- TASK OBJECTIVE: Skip the images and copy each record exactly as written.

□ □ □ □

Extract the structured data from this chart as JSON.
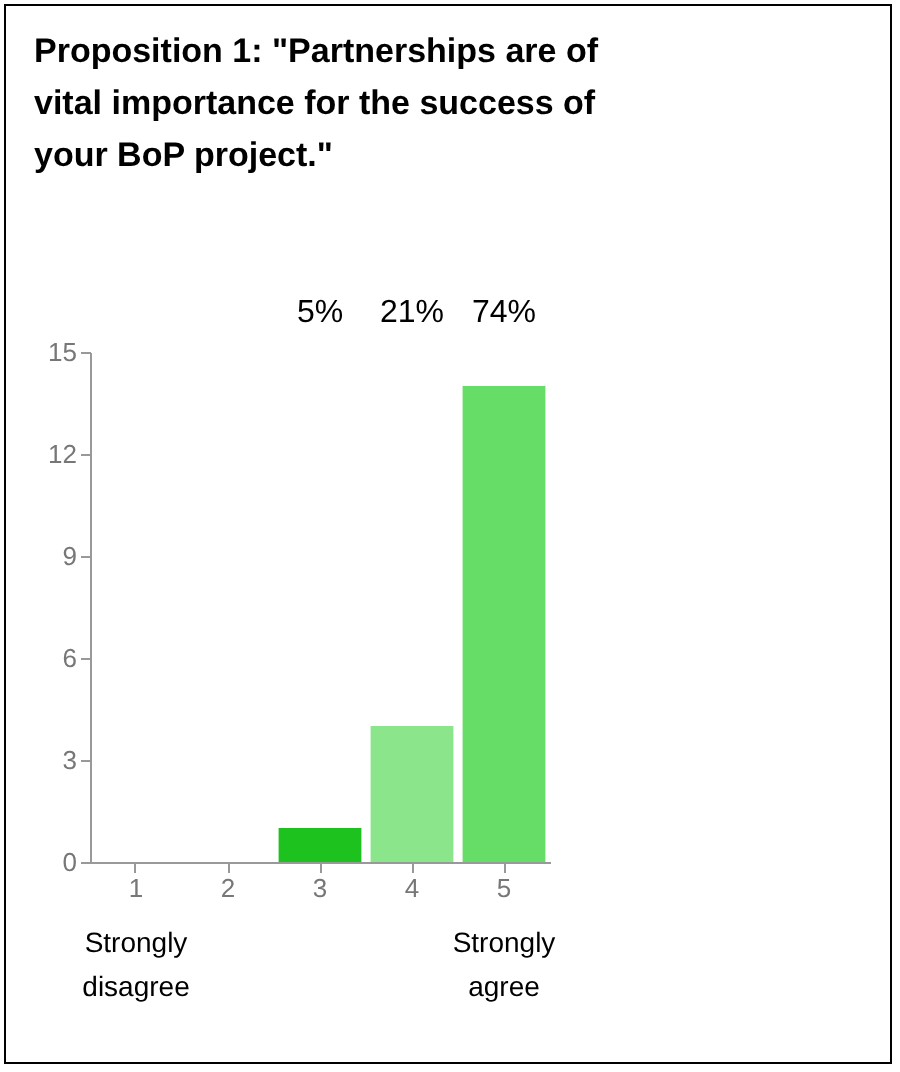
{
  "chart_data": {
    "type": "bar",
    "title": "Proposition 1: \"Partnerships are of vital importance for the success of your BoP project.\"",
    "categories": [
      "1",
      "2",
      "3",
      "4",
      "5"
    ],
    "values": [
      0,
      0,
      1,
      4,
      14
    ],
    "colors": [
      "#33cc33",
      "#33cc33",
      "#1ec21e",
      "#8be58b",
      "#66dd66"
    ],
    "ylim": [
      0,
      15
    ],
    "yticks": [
      0,
      3,
      6,
      9,
      12,
      15
    ],
    "grid": false,
    "annotations": [
      "5%",
      "21%",
      "74%",
      "Strongly disagree",
      "Strongly agree"
    ]
  }
}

□ □ □ □

- COMPLETED EXERCISE:
Extract the structured data from this chart as JSON.
{
  "chart_data": {
    "type": "bar",
    "title": "Proposition 1: \"Partnerships are of vital importance for the success of your BoP project.\"",
    "categories": [
      "1",
      "2",
      "3",
      "4",
      "5"
    ],
    "values": [
      0,
      0,
      1,
      4,
      14
    ],
    "colors": [
      "#33cc33",
      "#33cc33",
      "#1ec21e",
      "#8be58b",
      "#66dd66"
    ],
    "ylim": [
      0,
      15
    ],
    "yticks": [
      0,
      3,
      6,
      9,
      12,
      15
    ],
    "grid": false,
    "annotations": [
      "5%",
      "21%",
      "74%",
      "Strongly disagree",
      "Strongly agree"
    ]
  }
}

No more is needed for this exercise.